REQUIRED TASK: Say how many lines include the word "Header", using only a number.

DATA RECORDS:
+++
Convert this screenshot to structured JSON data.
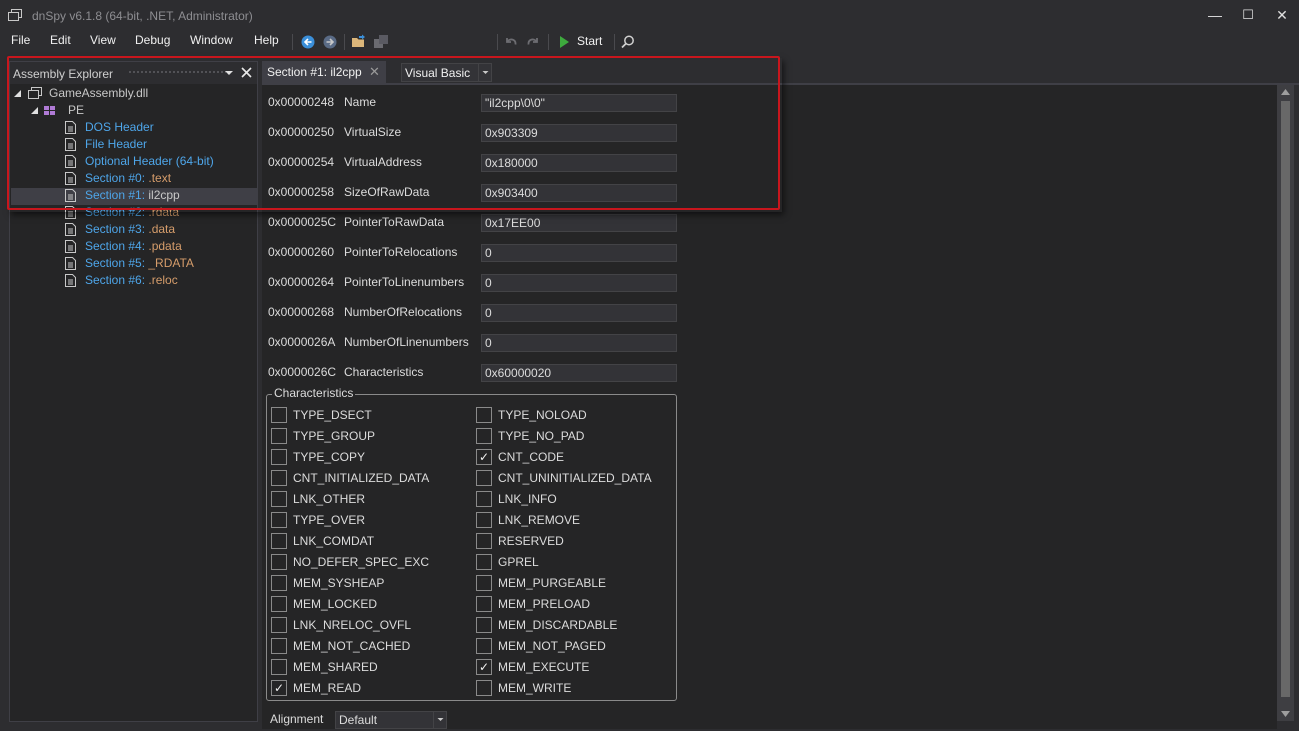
{
  "window": {
    "title": "dnSpy v6.1.8 (64-bit, .NET, Administrator)",
    "controls": [
      "—",
      "☐",
      "✕"
    ]
  },
  "menu": [
    "File",
    "Edit",
    "View",
    "Debug",
    "Window",
    "Help"
  ],
  "toolbar": {
    "language": "Visual Basic",
    "start_label": "Start",
    "icons": [
      "back-arrow-icon",
      "forward-arrow-icon",
      "open-folder-icon",
      "save-icon",
      "undo-icon",
      "redo-icon",
      "start-icon",
      "search-icon"
    ]
  },
  "explorer": {
    "title": "Assembly Explorer",
    "root": "GameAssembly.dll",
    "pe": "PE",
    "items": [
      {
        "prefix": "DOS Header",
        "suffix": ""
      },
      {
        "prefix": "File Header",
        "suffix": ""
      },
      {
        "prefix": "Optional Header (64-bit)",
        "suffix": ""
      },
      {
        "prefix": "Section #0: ",
        "suffix": ".text"
      },
      {
        "prefix": "Section #1: ",
        "suffix": "il2cpp"
      },
      {
        "prefix": "Section #2: ",
        "suffix": ".rdata"
      },
      {
        "prefix": "Section #3: ",
        "suffix": ".data"
      },
      {
        "prefix": "Section #4: ",
        "suffix": ".pdata"
      },
      {
        "prefix": "Section #5: ",
        "suffix": "_RDATA"
      },
      {
        "prefix": "Section #6: ",
        "suffix": ".reloc"
      }
    ],
    "selected_index": 4
  },
  "tab": {
    "title": "Section #1: il2cpp",
    "close": "✕"
  },
  "fields": [
    {
      "offset": "0x00000248",
      "name": "Name",
      "value": "\"il2cpp\\0\\0\""
    },
    {
      "offset": "0x00000250",
      "name": "VirtualSize",
      "value": "0x903309"
    },
    {
      "offset": "0x00000254",
      "name": "VirtualAddress",
      "value": "0x180000"
    },
    {
      "offset": "0x00000258",
      "name": "SizeOfRawData",
      "value": "0x903400"
    },
    {
      "offset": "0x0000025C",
      "name": "PointerToRawData",
      "value": "0x17EE00"
    },
    {
      "offset": "0x00000260",
      "name": "PointerToRelocations",
      "value": "0"
    },
    {
      "offset": "0x00000264",
      "name": "PointerToLinenumbers",
      "value": "0"
    },
    {
      "offset": "0x00000268",
      "name": "NumberOfRelocations",
      "value": "0"
    },
    {
      "offset": "0x0000026A",
      "name": "NumberOfLinenumbers",
      "value": "0"
    },
    {
      "offset": "0x0000026C",
      "name": "Characteristics",
      "value": "0x60000020"
    }
  ],
  "characteristics": {
    "title": "Characteristics",
    "left": [
      {
        "label": "TYPE_DSECT",
        "checked": false
      },
      {
        "label": "TYPE_GROUP",
        "checked": false
      },
      {
        "label": "TYPE_COPY",
        "checked": false
      },
      {
        "label": "CNT_INITIALIZED_DATA",
        "checked": false
      },
      {
        "label": "LNK_OTHER",
        "checked": false
      },
      {
        "label": "TYPE_OVER",
        "checked": false
      },
      {
        "label": "LNK_COMDAT",
        "checked": false
      },
      {
        "label": "NO_DEFER_SPEC_EXC",
        "checked": false
      },
      {
        "label": "MEM_SYSHEAP",
        "checked": false
      },
      {
        "label": "MEM_LOCKED",
        "checked": false
      },
      {
        "label": "LNK_NRELOC_OVFL",
        "checked": false
      },
      {
        "label": "MEM_NOT_CACHED",
        "checked": false
      },
      {
        "label": "MEM_SHARED",
        "checked": false
      },
      {
        "label": "MEM_READ",
        "checked": true
      }
    ],
    "right": [
      {
        "label": "TYPE_NOLOAD",
        "checked": false
      },
      {
        "label": "TYPE_NO_PAD",
        "checked": false
      },
      {
        "label": "CNT_CODE",
        "checked": true
      },
      {
        "label": "CNT_UNINITIALIZED_DATA",
        "checked": false
      },
      {
        "label": "LNK_INFO",
        "checked": false
      },
      {
        "label": "LNK_REMOVE",
        "checked": false
      },
      {
        "label": "RESERVED",
        "checked": false
      },
      {
        "label": "GPREL",
        "checked": false
      },
      {
        "label": "MEM_PURGEABLE",
        "checked": false
      },
      {
        "label": "MEM_PRELOAD",
        "checked": false
      },
      {
        "label": "MEM_DISCARDABLE",
        "checked": false
      },
      {
        "label": "MEM_NOT_PAGED",
        "checked": false
      },
      {
        "label": "MEM_EXECUTE",
        "checked": true
      },
      {
        "label": "MEM_WRITE",
        "checked": false
      }
    ],
    "check_glyph": "✓"
  },
  "alignment": {
    "label": "Alignment",
    "value": "Default"
  },
  "colors": {
    "link": "#4ea6ea",
    "section_name": "#d69d6b",
    "highlight": "#c8161d",
    "background": "#252526"
  }
}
+++
SOLUTION TO THIS TASK: 3